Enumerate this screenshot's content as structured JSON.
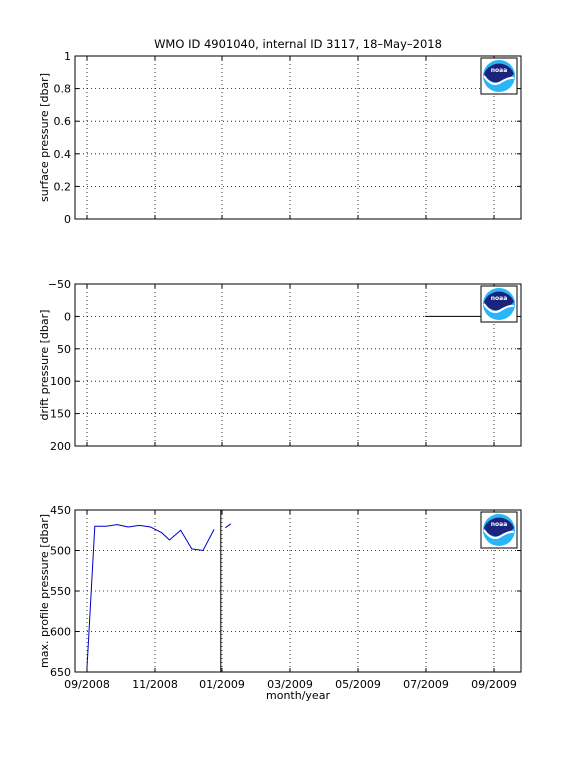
{
  "title": "WMO ID 4901040, internal ID 3117, 18–May–2018",
  "xlabel": "month/year",
  "x_ticks": [
    "09/2008",
    "11/2008",
    "01/2009",
    "03/2009",
    "05/2009",
    "07/2009",
    "09/2009"
  ],
  "logo": {
    "text": "noaa",
    "colors": {
      "dark": "#1a237e",
      "light": "#29b6f6"
    }
  },
  "chart_data": [
    {
      "type": "line",
      "ylabel": "surface pressure [dbar]",
      "ylim": [
        0,
        1
      ],
      "y_reversed": false,
      "y_ticks": [
        "0",
        "0.2",
        "0.4",
        "0.6",
        "0.8",
        "1"
      ],
      "grid": true,
      "series": []
    },
    {
      "type": "line",
      "ylabel": "drift pressure [dbar]",
      "ylim": [
        -50,
        200
      ],
      "y_reversed": true,
      "y_ticks": [
        "−50",
        "0",
        "50",
        "100",
        "150",
        "200"
      ],
      "grid": true,
      "series": [
        {
          "color": "#000000",
          "points": [
            [
              "2009-07-01",
              0
            ],
            [
              "2009-08-31",
              0
            ]
          ]
        }
      ]
    },
    {
      "type": "line",
      "ylabel": "max. profile pressure [dbar]",
      "ylim": [
        450,
        650
      ],
      "y_reversed": true,
      "y_ticks": [
        "450",
        "500",
        "550",
        "600",
        "650"
      ],
      "grid": true,
      "series": [
        {
          "color": "#0000cc",
          "points": [
            [
              "2008-09-01",
              645
            ],
            [
              "2008-09-08",
              470
            ],
            [
              "2008-09-18",
              470
            ],
            [
              "2008-09-28",
              468
            ],
            [
              "2008-10-08",
              471
            ],
            [
              "2008-10-18",
              469
            ],
            [
              "2008-10-28",
              471
            ],
            [
              "2008-11-07",
              478
            ],
            [
              "2008-11-14",
              487
            ],
            [
              "2008-11-24",
              475
            ],
            [
              "2008-12-04",
              498
            ],
            [
              "2008-12-14",
              500
            ],
            [
              "2008-12-24",
              474
            ]
          ]
        },
        {
          "color": "#0000cc",
          "points": [
            [
              "2009-01-03",
              472
            ],
            [
              "2009-01-08",
              467
            ]
          ]
        },
        {
          "color": "#000000",
          "points": [
            [
              "2008-12-30",
              450
            ],
            [
              "2008-12-30",
              650
            ]
          ]
        }
      ]
    }
  ]
}
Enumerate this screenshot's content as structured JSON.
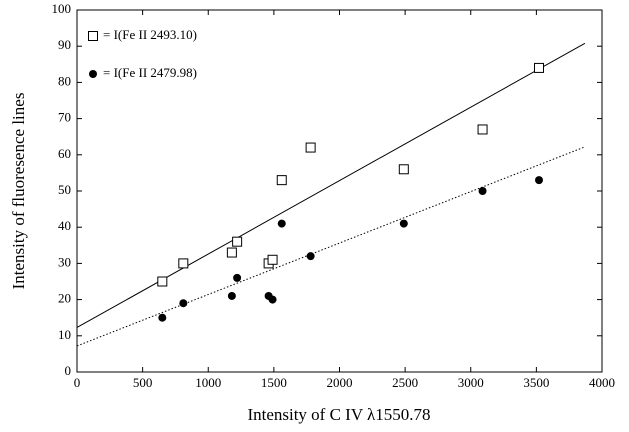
******************************
* _What the task asks_:
From the records above, work out how many lines contain the string "ylabel". Give only the number.

* _Result of the task_:
3